** begin Entries **

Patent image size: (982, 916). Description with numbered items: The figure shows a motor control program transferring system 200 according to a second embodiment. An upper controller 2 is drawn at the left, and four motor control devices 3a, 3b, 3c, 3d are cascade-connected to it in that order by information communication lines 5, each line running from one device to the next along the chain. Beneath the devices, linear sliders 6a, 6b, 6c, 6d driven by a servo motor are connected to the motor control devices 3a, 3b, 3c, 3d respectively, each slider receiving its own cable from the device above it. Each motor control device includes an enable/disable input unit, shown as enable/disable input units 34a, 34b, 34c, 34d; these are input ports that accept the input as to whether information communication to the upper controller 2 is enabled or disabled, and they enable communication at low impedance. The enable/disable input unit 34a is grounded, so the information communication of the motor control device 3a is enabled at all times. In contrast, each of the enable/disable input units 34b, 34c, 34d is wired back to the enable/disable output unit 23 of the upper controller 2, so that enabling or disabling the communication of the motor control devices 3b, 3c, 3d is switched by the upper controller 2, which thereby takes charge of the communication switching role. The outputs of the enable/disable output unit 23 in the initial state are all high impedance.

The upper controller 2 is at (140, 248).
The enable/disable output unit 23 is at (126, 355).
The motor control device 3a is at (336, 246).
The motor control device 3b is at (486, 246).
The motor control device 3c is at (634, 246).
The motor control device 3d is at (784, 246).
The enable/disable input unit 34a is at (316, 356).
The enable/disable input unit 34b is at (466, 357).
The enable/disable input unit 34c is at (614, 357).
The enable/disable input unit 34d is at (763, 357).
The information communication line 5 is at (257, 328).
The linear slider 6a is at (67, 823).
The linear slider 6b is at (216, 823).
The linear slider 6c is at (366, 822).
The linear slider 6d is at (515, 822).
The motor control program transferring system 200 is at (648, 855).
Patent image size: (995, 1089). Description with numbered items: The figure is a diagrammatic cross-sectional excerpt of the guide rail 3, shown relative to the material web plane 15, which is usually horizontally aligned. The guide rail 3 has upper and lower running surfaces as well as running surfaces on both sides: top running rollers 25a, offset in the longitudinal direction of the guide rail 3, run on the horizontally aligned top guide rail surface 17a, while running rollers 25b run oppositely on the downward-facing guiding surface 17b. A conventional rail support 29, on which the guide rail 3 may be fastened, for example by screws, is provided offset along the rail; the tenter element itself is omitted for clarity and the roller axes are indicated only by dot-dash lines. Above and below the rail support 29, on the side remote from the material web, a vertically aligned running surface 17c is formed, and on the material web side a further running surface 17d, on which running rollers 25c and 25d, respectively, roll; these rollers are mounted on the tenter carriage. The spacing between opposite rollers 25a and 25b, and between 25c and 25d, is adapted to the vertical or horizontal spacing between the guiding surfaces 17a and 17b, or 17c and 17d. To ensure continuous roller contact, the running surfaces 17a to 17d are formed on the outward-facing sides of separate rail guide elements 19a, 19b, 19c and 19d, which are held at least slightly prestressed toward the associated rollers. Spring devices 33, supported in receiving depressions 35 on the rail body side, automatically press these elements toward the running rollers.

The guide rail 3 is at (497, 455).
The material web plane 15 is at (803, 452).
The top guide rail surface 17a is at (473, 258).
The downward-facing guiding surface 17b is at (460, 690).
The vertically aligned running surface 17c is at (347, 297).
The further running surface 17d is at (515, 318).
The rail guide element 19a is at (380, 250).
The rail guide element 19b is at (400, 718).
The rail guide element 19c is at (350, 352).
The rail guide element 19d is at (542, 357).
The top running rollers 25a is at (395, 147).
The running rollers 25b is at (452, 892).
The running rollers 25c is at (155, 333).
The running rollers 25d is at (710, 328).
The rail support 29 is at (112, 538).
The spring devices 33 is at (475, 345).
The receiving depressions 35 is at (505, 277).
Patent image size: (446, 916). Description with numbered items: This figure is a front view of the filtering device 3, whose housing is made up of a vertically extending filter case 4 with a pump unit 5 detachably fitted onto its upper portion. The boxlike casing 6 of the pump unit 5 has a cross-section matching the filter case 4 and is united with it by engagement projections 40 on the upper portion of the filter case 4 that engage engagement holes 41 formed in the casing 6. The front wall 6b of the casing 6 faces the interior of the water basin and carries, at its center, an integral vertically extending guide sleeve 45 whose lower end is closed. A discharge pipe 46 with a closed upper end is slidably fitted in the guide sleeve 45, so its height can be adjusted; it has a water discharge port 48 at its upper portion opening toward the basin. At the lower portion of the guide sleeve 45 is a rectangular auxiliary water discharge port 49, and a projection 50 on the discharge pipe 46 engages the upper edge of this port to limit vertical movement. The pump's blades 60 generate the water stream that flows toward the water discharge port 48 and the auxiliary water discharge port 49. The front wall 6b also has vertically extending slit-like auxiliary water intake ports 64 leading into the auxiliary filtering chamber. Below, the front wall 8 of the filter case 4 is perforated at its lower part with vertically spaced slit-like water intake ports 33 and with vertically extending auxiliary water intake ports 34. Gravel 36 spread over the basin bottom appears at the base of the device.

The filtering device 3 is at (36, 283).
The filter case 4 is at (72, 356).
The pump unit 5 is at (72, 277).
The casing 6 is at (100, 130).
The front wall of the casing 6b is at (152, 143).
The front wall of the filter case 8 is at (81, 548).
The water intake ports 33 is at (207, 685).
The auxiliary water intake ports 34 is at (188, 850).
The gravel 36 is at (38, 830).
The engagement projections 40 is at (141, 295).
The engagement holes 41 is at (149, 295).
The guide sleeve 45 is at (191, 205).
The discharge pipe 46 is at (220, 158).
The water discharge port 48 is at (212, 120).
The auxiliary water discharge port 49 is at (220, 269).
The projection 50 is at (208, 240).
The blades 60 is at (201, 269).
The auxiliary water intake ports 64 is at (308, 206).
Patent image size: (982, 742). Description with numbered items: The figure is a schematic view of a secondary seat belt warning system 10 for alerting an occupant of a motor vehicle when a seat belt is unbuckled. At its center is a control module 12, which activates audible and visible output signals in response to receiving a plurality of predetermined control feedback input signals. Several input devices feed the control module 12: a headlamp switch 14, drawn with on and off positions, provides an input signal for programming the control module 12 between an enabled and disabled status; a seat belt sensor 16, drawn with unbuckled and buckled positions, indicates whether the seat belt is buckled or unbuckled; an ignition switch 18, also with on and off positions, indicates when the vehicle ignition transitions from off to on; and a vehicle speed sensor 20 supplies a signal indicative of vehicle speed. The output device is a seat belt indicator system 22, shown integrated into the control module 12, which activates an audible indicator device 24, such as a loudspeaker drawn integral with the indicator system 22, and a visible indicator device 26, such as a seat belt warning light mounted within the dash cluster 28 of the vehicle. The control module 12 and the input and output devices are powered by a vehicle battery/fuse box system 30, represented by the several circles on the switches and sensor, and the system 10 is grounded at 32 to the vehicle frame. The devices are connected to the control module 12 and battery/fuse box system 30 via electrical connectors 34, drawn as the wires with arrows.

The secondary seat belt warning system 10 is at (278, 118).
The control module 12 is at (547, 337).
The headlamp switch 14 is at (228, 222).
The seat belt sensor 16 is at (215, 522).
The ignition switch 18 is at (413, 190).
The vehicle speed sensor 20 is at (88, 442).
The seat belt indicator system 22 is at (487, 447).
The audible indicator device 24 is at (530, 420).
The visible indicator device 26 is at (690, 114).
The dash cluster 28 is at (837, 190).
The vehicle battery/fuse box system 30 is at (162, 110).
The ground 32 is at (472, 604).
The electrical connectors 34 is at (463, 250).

** end Entries **

> **Task details**:
Rewrite only the lines of the data between the line containing "Patent image size: (446, 916)." and the line containing "The gravel 36 is at (38, 830).", inclusive, changing "vertically extending" to "upright" and keeping everything else the same.

> **Exercise solution**:
Patent image size: (446, 916). Description with numbered items: This figure is a front view of the filtering device 3, whose housing is made up of a upright filter case 4 with a pump unit 5 detachably fitted onto its upper portion. The boxlike casing 6 of the pump unit 5 has a cross-section matching the filter case 4 and is united with it by engagement projections 40 on the upper portion of the filter case 4 that engage engagement holes 41 formed in the casing 6. The front wall 6b of the casing 6 faces the interior of the water basin and carries, at its center, an integral upright guide sleeve 45 whose lower end is closed. A discharge pipe 46 with a closed upper end is slidably fitted in the guide sleeve 45, so its height can be adjusted; it has a water discharge port 48 at its upper portion opening toward the basin. At the lower portion of the guide sleeve 45 is a rectangular auxiliary water discharge port 49, and a projection 50 on the discharge pipe 46 engages the upper edge of this port to limit vertical movement. The pump's blades 60 generate the water stream that flows toward the water discharge port 48 and the auxiliary water discharge port 49. The front wall 6b also has upright slit-like auxiliary water intake ports 64 leading into the auxiliary filtering chamber. Below, the front wall 8 of the filter case 4 is perforated at its lower part with vertically spaced slit-like water intake ports 33 and with upright auxiliary water intake ports 34. Gravel 36 spread over the basin bottom appears at the base of the device.

The filtering device 3 is at (36, 283).
The filter case 4 is at (72, 356).
The pump unit 5 is at (72, 277).
The casing 6 is at (100, 130).
The front wall of the casing 6b is at (152, 143).
The front wall of the filter case 8 is at (81, 548).
The water intake ports 33 is at (207, 685).
The auxiliary water intake ports 34 is at (188, 850).
The gravel 36 is at (38, 830).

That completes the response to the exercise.